### The exercise
Please quote the material exactly, every line of it.

### Source records
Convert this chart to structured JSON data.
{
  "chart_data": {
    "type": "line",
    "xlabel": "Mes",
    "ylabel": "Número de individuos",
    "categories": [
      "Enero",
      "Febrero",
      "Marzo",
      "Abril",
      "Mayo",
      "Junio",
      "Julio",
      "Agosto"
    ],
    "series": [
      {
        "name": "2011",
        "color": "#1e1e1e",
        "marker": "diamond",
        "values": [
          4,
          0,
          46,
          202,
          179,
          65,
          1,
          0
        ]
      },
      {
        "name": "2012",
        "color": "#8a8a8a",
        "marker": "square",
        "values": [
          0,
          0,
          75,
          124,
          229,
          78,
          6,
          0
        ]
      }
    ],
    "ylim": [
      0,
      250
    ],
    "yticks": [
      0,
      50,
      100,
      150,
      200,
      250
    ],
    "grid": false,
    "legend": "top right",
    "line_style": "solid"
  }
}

### Solution below
Convert this chart to structured JSON data.
{
  "chart_data": {
    "type": "line",
    "xlabel": "Mes",
    "ylabel": "Número de individuos",
    "categories": [
      "Enero",
      "Febrero",
      "Marzo",
      "Abril",
      "Mayo",
      "Junio",
      "Julio",
      "Agosto"
    ],
    "series": [
      {
        "name": "2011",
        "color": "#1e1e1e",
        "marker": "diamond",
        "values": [
          4,
          0,
          46,
          202,
          179,
          65,
          1,
          0
        ]
      },
      {
        "name": "2012",
        "color": "#8a8a8a",
        "marker": "square",
        "values": [
          0,
          0,
          75,
          124,
          229,
          78,
          6,
          0
        ]
      }
    ],
    "ylim": [
      0,
      250
    ],
    "yticks": [
      0,
      50,
      100,
      150,
      200,
      250
    ],
    "grid": false,
    "legend": "top right",
    "line_style": "solid"
  }
}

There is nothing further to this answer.